• SET TASK:
In the data below, replace "Sounds & vibration" with "Sound" and give every line again, keeping everything else unchanged.

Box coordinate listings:
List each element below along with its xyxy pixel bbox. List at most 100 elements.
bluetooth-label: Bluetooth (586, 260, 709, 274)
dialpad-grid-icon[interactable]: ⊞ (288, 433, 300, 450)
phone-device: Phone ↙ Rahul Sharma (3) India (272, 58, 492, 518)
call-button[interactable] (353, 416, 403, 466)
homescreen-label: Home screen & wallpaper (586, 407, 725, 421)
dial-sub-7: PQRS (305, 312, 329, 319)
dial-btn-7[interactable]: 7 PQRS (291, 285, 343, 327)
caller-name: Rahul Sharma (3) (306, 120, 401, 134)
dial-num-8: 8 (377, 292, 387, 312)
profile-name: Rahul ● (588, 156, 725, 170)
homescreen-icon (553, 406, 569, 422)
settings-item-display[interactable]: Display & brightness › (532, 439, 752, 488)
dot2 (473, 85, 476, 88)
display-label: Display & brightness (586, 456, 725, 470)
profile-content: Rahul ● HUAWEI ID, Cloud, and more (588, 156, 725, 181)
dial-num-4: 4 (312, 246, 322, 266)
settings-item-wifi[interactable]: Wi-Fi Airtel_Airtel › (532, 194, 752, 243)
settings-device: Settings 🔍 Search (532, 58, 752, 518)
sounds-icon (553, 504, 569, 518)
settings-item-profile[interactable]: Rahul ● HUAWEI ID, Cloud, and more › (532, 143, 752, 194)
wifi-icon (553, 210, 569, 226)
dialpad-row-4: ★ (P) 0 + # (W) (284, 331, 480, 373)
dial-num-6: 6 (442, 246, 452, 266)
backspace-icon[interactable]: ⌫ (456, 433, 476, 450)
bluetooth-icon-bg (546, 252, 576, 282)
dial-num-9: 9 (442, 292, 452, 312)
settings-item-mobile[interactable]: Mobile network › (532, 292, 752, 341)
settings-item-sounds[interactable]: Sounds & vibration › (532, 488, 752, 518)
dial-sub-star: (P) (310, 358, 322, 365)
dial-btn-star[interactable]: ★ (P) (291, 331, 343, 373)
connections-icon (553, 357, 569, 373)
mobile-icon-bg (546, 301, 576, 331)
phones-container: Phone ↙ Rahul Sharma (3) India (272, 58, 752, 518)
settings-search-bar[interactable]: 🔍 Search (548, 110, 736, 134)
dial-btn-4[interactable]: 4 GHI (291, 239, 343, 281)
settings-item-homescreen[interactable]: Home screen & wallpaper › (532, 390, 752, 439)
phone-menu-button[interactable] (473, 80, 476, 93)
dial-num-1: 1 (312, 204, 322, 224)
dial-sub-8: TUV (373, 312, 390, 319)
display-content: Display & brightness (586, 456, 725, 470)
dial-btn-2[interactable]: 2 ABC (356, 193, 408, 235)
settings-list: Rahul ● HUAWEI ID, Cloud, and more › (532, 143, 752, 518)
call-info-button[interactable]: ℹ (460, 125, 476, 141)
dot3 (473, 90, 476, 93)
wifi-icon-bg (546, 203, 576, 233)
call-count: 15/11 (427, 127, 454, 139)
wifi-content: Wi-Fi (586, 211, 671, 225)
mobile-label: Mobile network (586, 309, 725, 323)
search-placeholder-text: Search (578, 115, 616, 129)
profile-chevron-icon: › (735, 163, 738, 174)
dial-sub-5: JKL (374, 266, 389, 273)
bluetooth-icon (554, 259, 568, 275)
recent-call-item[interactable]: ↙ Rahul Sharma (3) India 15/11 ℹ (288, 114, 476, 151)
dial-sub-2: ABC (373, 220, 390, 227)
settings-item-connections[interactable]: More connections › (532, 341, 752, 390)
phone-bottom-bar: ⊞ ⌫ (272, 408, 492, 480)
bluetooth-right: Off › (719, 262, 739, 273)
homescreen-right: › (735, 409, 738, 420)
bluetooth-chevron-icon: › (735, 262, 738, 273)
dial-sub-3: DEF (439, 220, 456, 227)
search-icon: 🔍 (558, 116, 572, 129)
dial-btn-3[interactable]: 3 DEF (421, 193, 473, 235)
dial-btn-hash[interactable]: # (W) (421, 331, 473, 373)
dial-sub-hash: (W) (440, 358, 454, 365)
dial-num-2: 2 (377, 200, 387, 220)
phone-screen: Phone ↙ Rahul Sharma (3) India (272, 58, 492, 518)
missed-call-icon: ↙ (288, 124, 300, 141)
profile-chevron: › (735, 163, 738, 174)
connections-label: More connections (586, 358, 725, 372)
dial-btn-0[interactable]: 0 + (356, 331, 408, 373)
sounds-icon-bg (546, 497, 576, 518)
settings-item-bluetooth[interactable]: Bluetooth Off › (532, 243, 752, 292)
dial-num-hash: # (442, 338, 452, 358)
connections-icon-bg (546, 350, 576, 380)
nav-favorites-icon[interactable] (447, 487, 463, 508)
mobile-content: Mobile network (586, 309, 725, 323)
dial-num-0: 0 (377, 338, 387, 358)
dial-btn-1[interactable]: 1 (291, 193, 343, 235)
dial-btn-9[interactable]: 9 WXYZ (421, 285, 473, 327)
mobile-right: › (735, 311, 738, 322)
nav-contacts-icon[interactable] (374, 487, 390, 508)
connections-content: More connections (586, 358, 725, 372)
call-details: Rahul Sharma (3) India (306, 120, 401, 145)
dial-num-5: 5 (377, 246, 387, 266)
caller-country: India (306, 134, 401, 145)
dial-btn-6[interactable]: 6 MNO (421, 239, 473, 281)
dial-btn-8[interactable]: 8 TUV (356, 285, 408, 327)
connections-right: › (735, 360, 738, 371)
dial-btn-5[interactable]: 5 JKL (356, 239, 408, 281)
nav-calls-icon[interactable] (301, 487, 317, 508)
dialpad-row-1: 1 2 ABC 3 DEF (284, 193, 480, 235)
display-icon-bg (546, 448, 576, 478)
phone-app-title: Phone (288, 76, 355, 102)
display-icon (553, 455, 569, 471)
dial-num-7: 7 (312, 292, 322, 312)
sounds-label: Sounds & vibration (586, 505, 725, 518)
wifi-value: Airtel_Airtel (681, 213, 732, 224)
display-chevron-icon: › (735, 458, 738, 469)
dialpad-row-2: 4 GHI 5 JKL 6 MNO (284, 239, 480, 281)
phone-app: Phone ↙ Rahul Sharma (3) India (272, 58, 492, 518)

• PROBLEM SOLUTION:
List each element below along with its xyxy pixel bbox. List at most 100 elements.
bluetooth-label: Bluetooth (586, 260, 709, 274)
dialpad-grid-icon[interactable]: ⊞ (288, 433, 300, 450)
phone-device: Phone ↙ Rahul Sharma (3) India (272, 58, 492, 518)
call-button[interactable] (353, 416, 403, 466)
homescreen-label: Home screen & wallpaper (586, 407, 725, 421)
dial-sub-7: PQRS (305, 312, 329, 319)
dial-btn-7[interactable]: 7 PQRS (291, 285, 343, 327)
caller-name: Rahul Sharma (3) (306, 120, 401, 134)
dial-num-8: 8 (377, 292, 387, 312)
profile-name: Rahul ● (588, 156, 725, 170)
homescreen-icon (553, 406, 569, 422)
settings-item-display[interactable]: Display & brightness › (532, 439, 752, 488)
dot2 (473, 85, 476, 88)
display-label: Display & brightness (586, 456, 725, 470)
profile-content: Rahul ● HUAWEI ID, Cloud, and more (588, 156, 725, 181)
dial-num-4: 4 (312, 246, 322, 266)
settings-item-wifi[interactable]: Wi-Fi Airtel_Airtel › (532, 194, 752, 243)
settings-device: Settings 🔍 Search (532, 58, 752, 518)
sounds-icon (553, 504, 569, 518)
settings-item-profile[interactable]: Rahul ● HUAWEI ID, Cloud, and more › (532, 143, 752, 194)
wifi-icon (553, 210, 569, 226)
dialpad-row-4: ★ (P) 0 + # (W) (284, 331, 480, 373)
dial-num-6: 6 (442, 246, 452, 266)
backspace-icon[interactable]: ⌫ (456, 433, 476, 450)
bluetooth-icon-bg (546, 252, 576, 282)
dial-num-9: 9 (442, 292, 452, 312)
settings-item-mobile[interactable]: Mobile network › (532, 292, 752, 341)
settings-item-sounds[interactable]: Sound › (532, 488, 752, 518)
dial-sub-star: (P) (310, 358, 322, 365)
dial-btn-star[interactable]: ★ (P) (291, 331, 343, 373)
connections-icon (553, 357, 569, 373)
mobile-icon-bg (546, 301, 576, 331)
phones-container: Phone ↙ Rahul Sharma (3) India (272, 58, 752, 518)
settings-search-bar[interactable]: 🔍 Search (548, 110, 736, 134)
dial-btn-4[interactable]: 4 GHI (291, 239, 343, 281)
settings-item-homescreen[interactable]: Home screen & wallpaper › (532, 390, 752, 439)
phone-menu-button[interactable] (473, 80, 476, 93)
dial-num-1: 1 (312, 204, 322, 224)
dial-sub-8: TUV (373, 312, 390, 319)
display-content: Display & brightness (586, 456, 725, 470)
dial-btn-2[interactable]: 2 ABC (356, 193, 408, 235)
settings-list: Rahul ● HUAWEI ID, Cloud, and more › (532, 143, 752, 518)
call-info-button[interactable]: ℹ (460, 125, 476, 141)
dot3 (473, 90, 476, 93)
wifi-icon-bg (546, 203, 576, 233)
call-count: 15/11 (427, 127, 454, 139)
wifi-content: Wi-Fi (586, 211, 671, 225)
mobile-label: Mobile network (586, 309, 725, 323)
search-placeholder-text: Search (578, 115, 616, 129)
profile-chevron-icon: › (735, 163, 738, 174)
dial-sub-5: JKL (374, 266, 389, 273)
bluetooth-icon (554, 259, 568, 275)
recent-call-item[interactable]: ↙ Rahul Sharma (3) India 15/11 ℹ (288, 114, 476, 151)
dial-sub-2: ABC (373, 220, 390, 227)
settings-item-connections[interactable]: More connections › (532, 341, 752, 390)
phone-bottom-bar: ⊞ ⌫ (272, 408, 492, 480)
bluetooth-right: Off › (719, 262, 739, 273)
homescreen-right: › (735, 409, 738, 420)
bluetooth-chevron-icon: › (735, 262, 738, 273)
dial-sub-3: DEF (439, 220, 456, 227)
search-icon: 🔍 (558, 116, 572, 129)
dial-btn-3[interactable]: 3 DEF (421, 193, 473, 235)
dial-btn-hash[interactable]: # (W) (421, 331, 473, 373)
dial-sub-hash: (W) (440, 358, 454, 365)
dial-num-2: 2 (377, 200, 387, 220)
phone-screen: Phone ↙ Rahul Sharma (3) India (272, 58, 492, 518)
missed-call-icon: ↙ (288, 124, 300, 141)
profile-chevron: › (735, 163, 738, 174)
connections-label: More connections (586, 358, 725, 372)
dial-btn-0[interactable]: 0 + (356, 331, 408, 373)
sounds-icon-bg (546, 497, 576, 518)
settings-item-bluetooth[interactable]: Bluetooth Off › (532, 243, 752, 292)
dial-num-hash: # (442, 338, 452, 358)
connections-icon-bg (546, 350, 576, 380)
nav-favorites-icon[interactable] (447, 487, 463, 508)
mobile-content: Mobile network (586, 309, 725, 323)
dial-num-0: 0 (377, 338, 387, 358)
dial-btn-1[interactable]: 1 (291, 193, 343, 235)
dial-btn-9[interactable]: 9 WXYZ (421, 285, 473, 327)
mobile-right: › (735, 311, 738, 322)
nav-contacts-icon[interactable] (374, 487, 390, 508)
connections-content: More connections (586, 358, 725, 372)
call-details: Rahul Sharma (3) India (306, 120, 401, 145)
dial-num-5: 5 (377, 246, 387, 266)
caller-country: India (306, 134, 401, 145)
dial-btn-6[interactable]: 6 MNO (421, 239, 473, 281)
dial-btn-8[interactable]: 8 TUV (356, 285, 408, 327)
connections-right: › (735, 360, 738, 371)
dial-btn-5[interactable]: 5 JKL (356, 239, 408, 281)
nav-calls-icon[interactable] (301, 487, 317, 508)
dialpad-row-1: 1 2 ABC 3 DEF (284, 193, 480, 235)
display-icon-bg (546, 448, 576, 478)
phone-app-title: Phone (288, 76, 355, 102)
display-icon (553, 455, 569, 471)
dial-num-7: 7 (312, 292, 322, 312)
sounds-label: Sound (586, 505, 725, 518)
wifi-value: Airtel_Airtel (681, 213, 732, 224)
display-chevron-icon: › (735, 458, 738, 469)
dialpad-row-2: 4 GHI 5 JKL 6 MNO (284, 239, 480, 281)
phone-app: Phone ↙ Rahul Sharma (3) India (272, 58, 492, 518)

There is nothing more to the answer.